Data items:
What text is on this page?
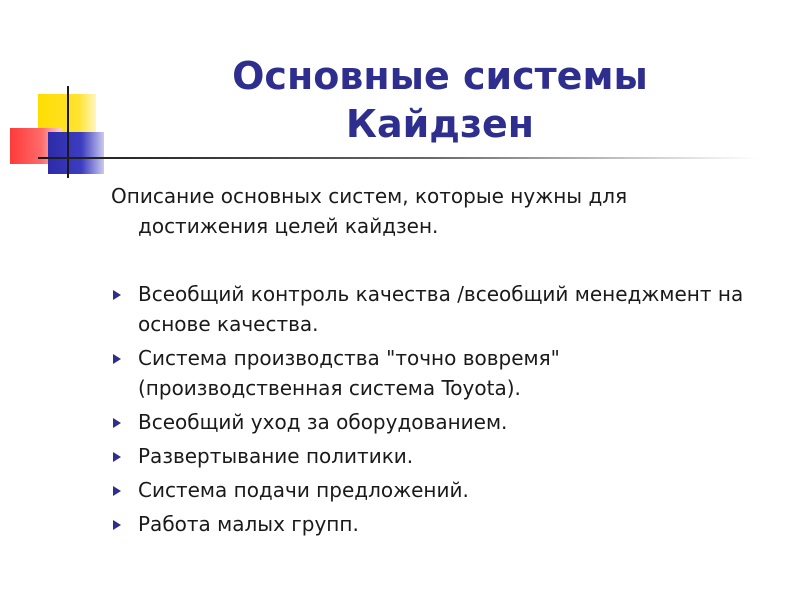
Основные системы
Кайдзен

Описание основных систем, которые нужны для достижения целей кайдзен.

Всеобщий контроль качества /всеобщий менеджмент на основе качества.
Система производства "точно вовремя" (производственная система Toyota).
Всеобщий уход за оборудованием.
Развертывание политики.
Система подачи предложений.
Работа малых групп.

**What is asked:** Transcribe the material exactly, leaving every picture out.

**Written solution:**
What text is on this page?
Основные системы
Кайдзен

Описание основных систем, которые нужны для достижения целей кайдзен.

Всеобщий контроль качества /всеобщий менеджмент на основе качества.
Система производства "точно вовремя" (производственная система Toyota).
Всеобщий уход за оборудованием.
Развертывание политики.
Система подачи предложений.
Работа малых групп.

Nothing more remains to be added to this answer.